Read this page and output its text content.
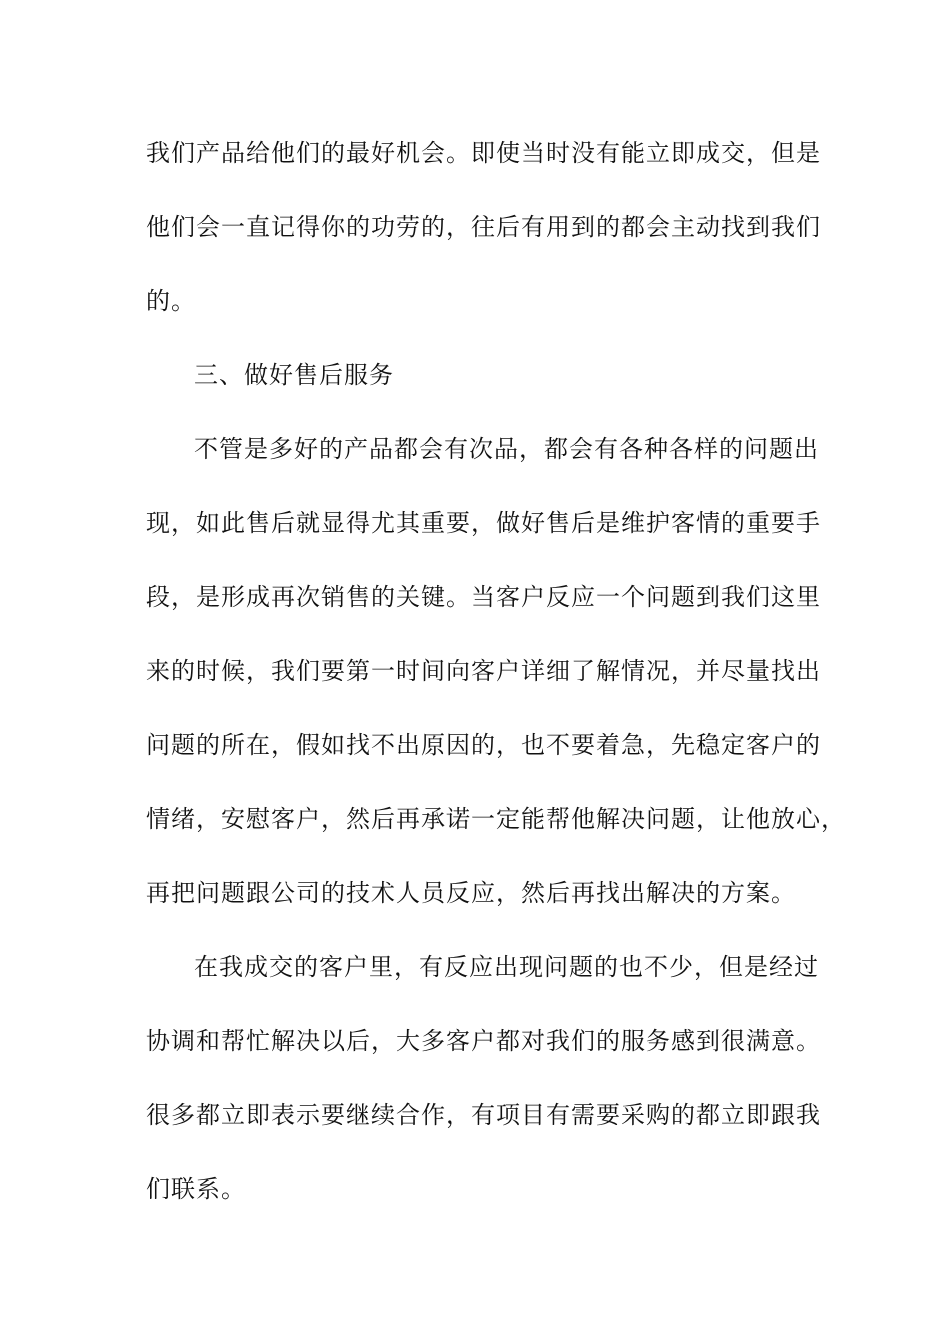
我们产品给他们的最好机会。即使当时没有能立即成交，但是
他们会一直记得你的功劳的，往后有用到的都会主动找到我们
的。
三、做好售后服务
不管是多好的产品都会有次品，都会有各种各样的问题出
现，如此售后就显得尤其重要，做好售后是维护客情的重要手
段，是形成再次销售的关键。当客户反应一个问题到我们这里
来的时候，我们要第一时间向客户详细了解情况，并尽量找出
问题的所在，假如找不出原因的，也不要着急，先稳定客户的
情绪，安慰客户，然后再承诺一定能帮他解决问题，让他放心，
再把问题跟公司的技术人员反应，然后再找出解决的方案。
在我成交的客户里，有反应出现问题的也不少，但是经过
协调和帮忙解决以后，大多客户都对我们的服务感到很满意。
很多都立即表示要继续合作，有项目有需要采购的都立即跟我
们联系。
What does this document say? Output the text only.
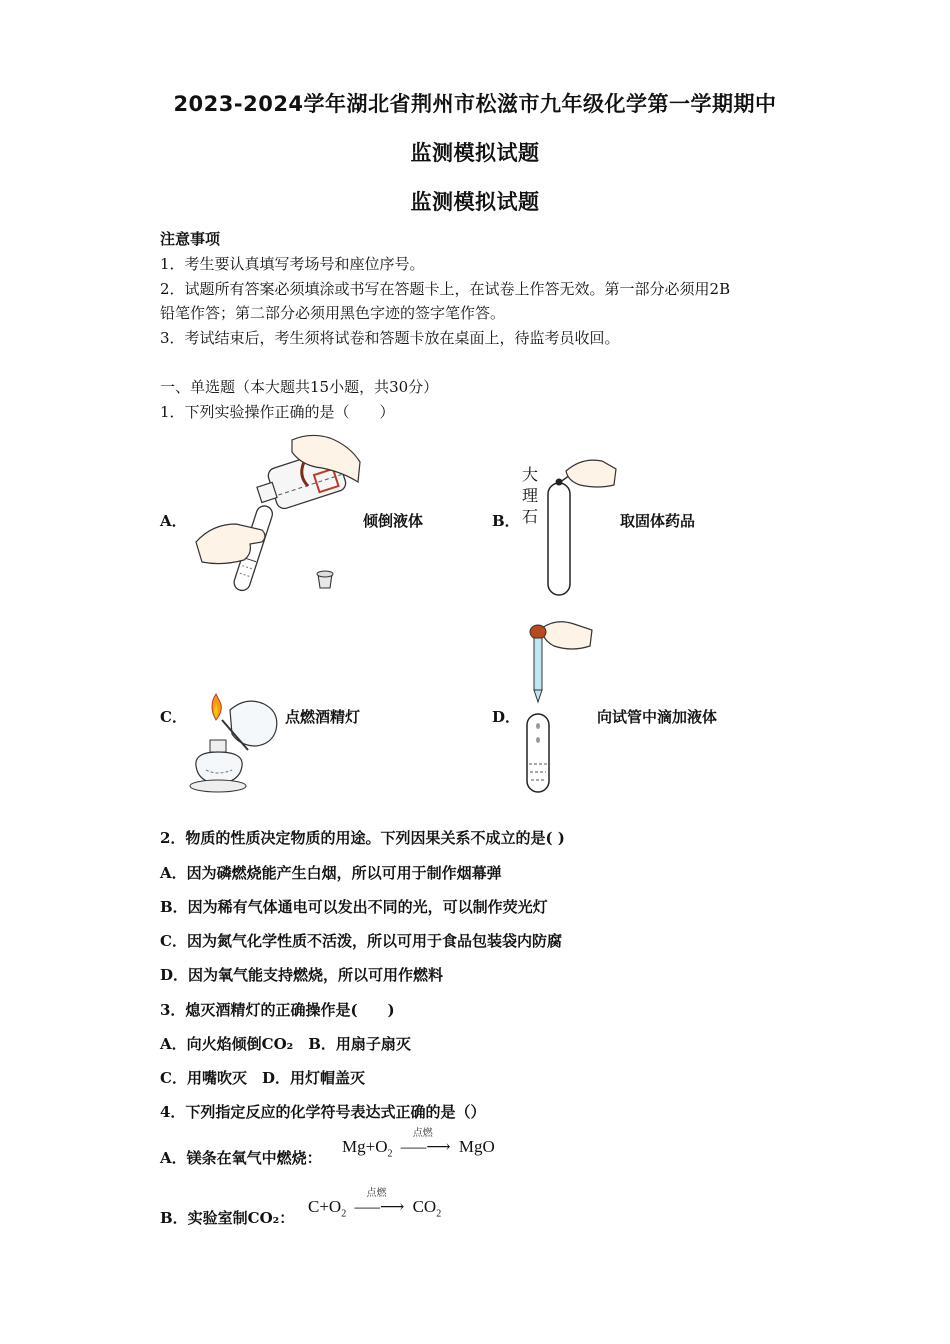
2023-2024学年湖北省荆州市松滋市九年级化学第一学期期中
监测模拟试题
监测模拟试题
注意事项
1．考生要认真填写考场号和座位序号。
2．试题所有答案必须填涂或书写在答题卡上，在试卷上作答无效。第一部分必须用2B
铅笔作答；第二部分必须用黑色字迹的签字笔作答。
3．考试结束后，考生须将试卷和答题卡放在桌面上，待监考员收回。
一、单选题（本大题共15小题，共30分）
1．下列实验操作正确的是（　　）
A．	倾倒液体	B．
大
理
石	取固体药品
C．	点燃酒精灯	D．	向试管中滴加液体
2．物质的性质决定物质的用途。下列因果关系不成立的是( )
A．因为磷燃烧能产生白烟，所以可用于制作烟幕弹
B．因为稀有气体通电可以发出不同的光，可以制作荧光灯
C．因为氮气化学性质不活泼，所以可用于食品包装袋内防腐
D．因为氧气能支持燃烧，所以可用作燃料
3．熄灭酒精灯的正确操作是(　　)
A．向火焰倾倒CO₂　B．用扇子扇灭
C．用嘴吹灭　D．用灯帽盖灭
4．下列指定反应的化学符号表达式正确的是（）
A．镁条在氧气中燃烧：
$Mg+O_2$
点燃
–––⟶ MgO
B．实验室制CO₂：
$C+O_2$
点燃
–––⟶ $CO_2$
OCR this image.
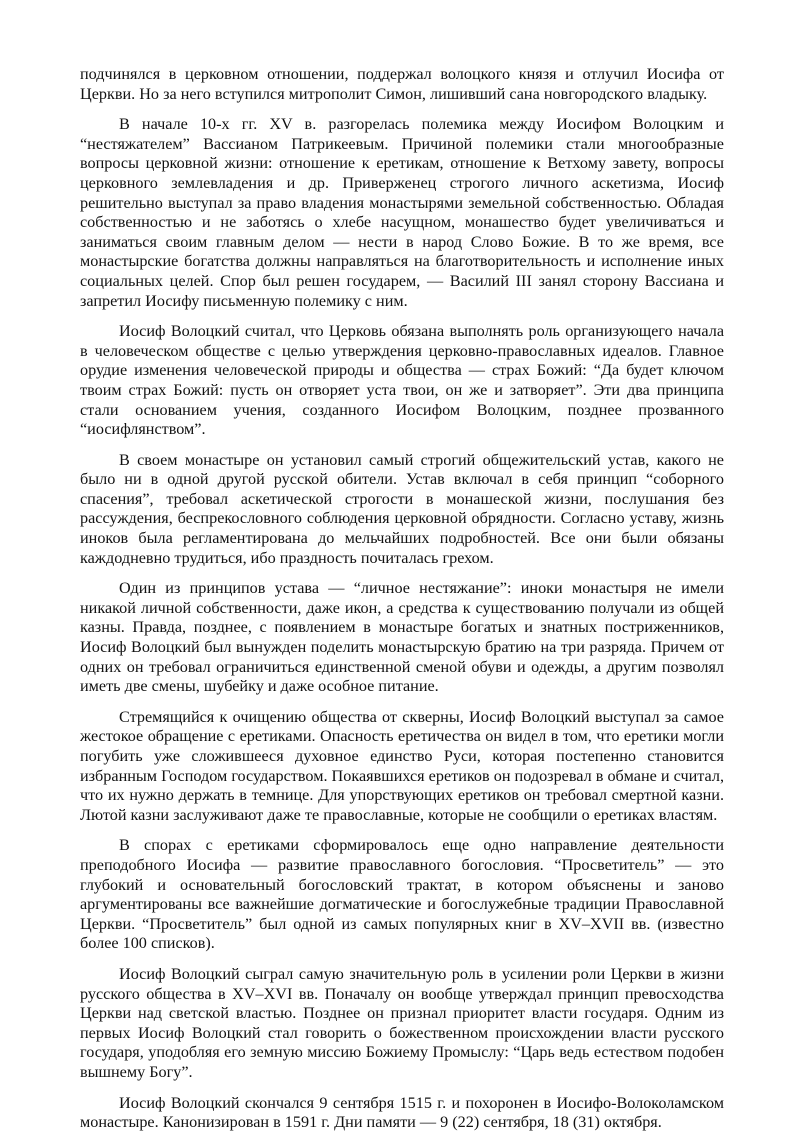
подчинялся в церковном отношении, поддержал волоцкого князя и отлучил Иосифа от Церкви. Но за него вступился митрополит Симон, лишивший сана новгородского владыку.

В начале 10-х гг. XV в. разгорелась полемика между Иосифом Волоцким и “нестяжателем” Вассианом Патрикеевым. Причиной полемики стали многообразные вопросы церковной жизни: отношение к еретикам, отношение к Ветхому завету, вопросы церковного землевладения и др. Приверженец строгого личного аскетизма, Иосиф решительно выступал за право владения монастырями земельной собственностью. Обладая собственностью и не заботясь о хлебе насущном, монашество будет увеличиваться и заниматься своим главным делом — нести в народ Слово Божие. В то же время, все монастырские богатства должны направляться на благотворительность и исполнение иных социальных целей. Спор был решен государем, — Василий III занял сторону Вассиана и запретил Иосифу письменную полемику с ним.

Иосиф Волоцкий считал, что Церковь обязана выполнять роль организующего начала в человеческом обществе с целью утверждения церковно-православных идеалов. Главное орудие изменения человеческой природы и общества — страх Божий: “Да будет ключом твоим страх Божий: пусть он отворяет уста твои, он же и затворяет”. Эти два принципа стали основанием учения, созданного Иосифом Волоцким, позднее прозванного “иосифлянством”.

В своем монастыре он установил самый строгий общежительский устав, какого не было ни в одной другой русской обители. Устав включал в себя принцип “соборного спасения”, требовал аскетической строгости в монашеской жизни, послушания без рассуждения, беспрекословного соблюдения церковной обрядности. Согласно уставу, жизнь иноков была регламентирована до мельчайших подробностей. Все они были обязаны каждодневно трудиться, ибо праздность почиталась грехом.

Один из принципов устава — “личное нестяжание”: иноки монастыря не имели никакой личной собственности, даже икон, а средства к существованию получали из общей казны. Правда, позднее, с появлением в монастыре богатых и знатных постриженников, Иосиф Волоцкий был вынужден поделить монастырскую братию на три разряда. Причем от одних он требовал ограничиться единственной сменой обуви и одежды, а другим позволял иметь две смены, шубейку и даже особное питание.

Стремящийся к очищению общества от скверны, Иосиф Волоцкий выступал за самое жестокое обращение с еретиками. Опасность еретичества он видел в том, что еретики могли погубить уже сложившееся духовное единство Руси, которая постепенно становится избранным Господом государством. Покаявшихся еретиков он подозревал в обмане и считал, что их нужно держать в темнице. Для упорствующих еретиков он требовал смертной казни. Лютой казни заслуживают даже те православные, которые не сообщили о еретиках властям.

В спорах с еретиками сформировалось еще одно направление деятельности преподобного Иосифа — развитие православного богословия. “Просветитель” — это глубокий и основательный богословский трактат, в котором объяснены и заново аргументированы все важнейшие догматические и богослужебные традиции Православной Церкви. “Просветитель” был одной из самых популярных книг в XV–XVII вв. (известно более 100 списков).

Иосиф Волоцкий сыграл самую значительную роль в усилении роли Церкви в жизни русского общества в XV–XVI вв. Поначалу он вообще утверждал принцип превосходства Церкви над светской властью. Позднее он признал приоритет власти государя. Одним из первых Иосиф Волоцкий стал говорить о божественном происхождении власти русского государя, уподобляя его земную миссию Божиему Промыслу: “Царь ведь естеством подобен вышнему Богу”.

Иосиф Волоцкий скончался 9 сентября 1515 г. и похоронен в Иосифо-Волоколамском монастыре. Канонизирован в 1591 г. Дни памяти — 9 (22) сентября, 18 (31) октября.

### Given task
Extract the entries in full, exactly as they are, minus the pictures.

### Reply to the task
Read this page and output its text content.
我们产品给他们的最好机会。即使当时没有能立即成交，但是
他们会一直记得你的功劳的，往后有用到的都会主动找到我们
的。
三、做好售后服务
不管是多好的产品都会有次品，都会有各种各样的问题出
现，如此售后就显得尤其重要，做好售后是维护客情的重要手
段，是形成再次销售的关键。当客户反应一个问题到我们这里
来的时候，我们要第一时间向客户详细了解情况，并尽量找出
问题的所在，假如找不出原因的，也不要着急，先稳定客户的
情绪，安慰客户，然后再承诺一定能帮他解决问题，让他放心，
再把问题跟公司的技术人员反应，然后再找出解决的方案。
在我成交的客户里，有反应出现问题的也不少，但是经过
协调和帮忙解决以后，大多客户都对我们的服务感到很满意。
很多都立即表示要继续合作，有项目有需要采购的都立即跟我
们联系。
What does this document say? Output the text only.
2023-2024学年湖北省荆州市松滋市九年级化学第一学期期中
监测模拟试题
监测模拟试题
注意事项
1．考生要认真填写考场号和座位序号。
2．试题所有答案必须填涂或书写在答题卡上，在试卷上作答无效。第一部分必须用2B
铅笔作答；第二部分必须用黑色字迹的签字笔作答。
3．考试结束后，考生须将试卷和答题卡放在桌面上，待监考员收回。
一、单选题（本大题共15小题，共30分）
1．下列实验操作正确的是（　　）
A．	倾倒液体	B．
大
理
石	取固体药品
C．	点燃酒精灯	D．	向试管中滴加液体
2．物质的性质决定物质的用途。下列因果关系不成立的是( )
A．因为磷燃烧能产生白烟，所以可用于制作烟幕弹
B．因为稀有气体通电可以发出不同的光，可以制作荧光灯
C．因为氮气化学性质不活泼，所以可用于食品包装袋内防腐
D．因为氧气能支持燃烧，所以可用作燃料
3．熄灭酒精灯的正确操作是(　　)
A．向火焰倾倒CO₂　B．用扇子扇灭
C．用嘴吹灭　D．用灯帽盖灭
4．下列指定反应的化学符号表达式正确的是（）
A．镁条在氧气中燃烧：
$Mg+O_2$
点燃
–––⟶ MgO
B．实验室制CO₂：
$C+O_2$
点燃
–––⟶ $CO_2$
OCR this image.
подчинялся в церковном отношении, поддержал волоцкого князя и отлучил Иосифа от Церкви. Но за него вступился митрополит Симон, лишивший сана новгородского владыку.

В начале 10-х гг. XV в. разгорелась полемика между Иосифом Волоцким и “нестяжателем” Вассианом Патрикеевым. Причиной полемики стали многообразные вопросы церковной жизни: отношение к еретикам, отношение к Ветхому завету, вопросы церковного землевладения и др. Приверженец строгого личного аскетизма, Иосиф решительно выступал за право владения монастырями земельной собственностью. Обладая собственностью и не заботясь о хлебе насущном, монашество будет увеличиваться и заниматься своим главным делом — нести в народ Слово Божие. В то же время, все монастырские богатства должны направляться на благотворительность и исполнение иных социальных целей. Спор был решен государем, — Василий III занял сторону Вассиана и запретил Иосифу письменную полемику с ним.

Иосиф Волоцкий считал, что Церковь обязана выполнять роль организующего начала в человеческом обществе с целью утверждения церковно-православных идеалов. Главное орудие изменения человеческой природы и общества — страх Божий: “Да будет ключом твоим страх Божий: пусть он отворяет уста твои, он же и затворяет”. Эти два принципа стали основанием учения, созданного Иосифом Волоцким, позднее прозванного “иосифлянством”.

В своем монастыре он установил самый строгий общежительский устав, какого не было ни в одной другой русской обители. Устав включал в себя принцип “соборного спасения”, требовал аскетической строгости в монашеской жизни, послушания без рассуждения, беспрекословного соблюдения церковной обрядности. Согласно уставу, жизнь иноков была регламентирована до мельчайших подробностей. Все они были обязаны каждодневно трудиться, ибо праздность почиталась грехом.

Один из принципов устава — “личное нестяжание”: иноки монастыря не имели никакой личной собственности, даже икон, а средства к существованию получали из общей казны. Правда, позднее, с появлением в монастыре богатых и знатных постриженников, Иосиф Волоцкий был вынужден поделить монастырскую братию на три разряда. Причем от одних он требовал ограничиться единственной сменой обуви и одежды, а другим позволял иметь две смены, шубейку и даже особное питание.

Стремящийся к очищению общества от скверны, Иосиф Волоцкий выступал за самое жестокое обращение с еретиками. Опасность еретичества он видел в том, что еретики могли погубить уже сложившееся духовное единство Руси, которая постепенно становится избранным Господом государством. Покаявшихся еретиков он подозревал в обмане и считал, что их нужно держать в темнице. Для упорствующих еретиков он требовал смертной казни. Лютой казни заслуживают даже те православные, которые не сообщили о еретиках властям.

В спорах с еретиками сформировалось еще одно направление деятельности преподобного Иосифа — развитие православного богословия. “Просветитель” — это глубокий и основательный богословский трактат, в котором объяснены и заново аргументированы все важнейшие догматические и богослужебные традиции Православной Церкви. “Просветитель” был одной из самых популярных книг в XV–XVII вв. (известно более 100 списков).

Иосиф Волоцкий сыграл самую значительную роль в усилении роли Церкви в жизни русского общества в XV–XVI вв. Поначалу он вообще утверждал принцип превосходства Церкви над светской властью. Позднее он признал приоритет власти государя. Одним из первых Иосиф Волоцкий стал говорить о божественном происхождении власти русского государя, уподобляя его земную миссию Божиему Промыслу: “Царь ведь естеством подобен вышнему Богу”.

Иосиф Волоцкий скончался 9 сентября 1515 г. и похоронен в Иосифо-Волоколамском монастыре. Канонизирован в 1591 г. Дни памяти — 9 (22) сентября, 18 (31) октября.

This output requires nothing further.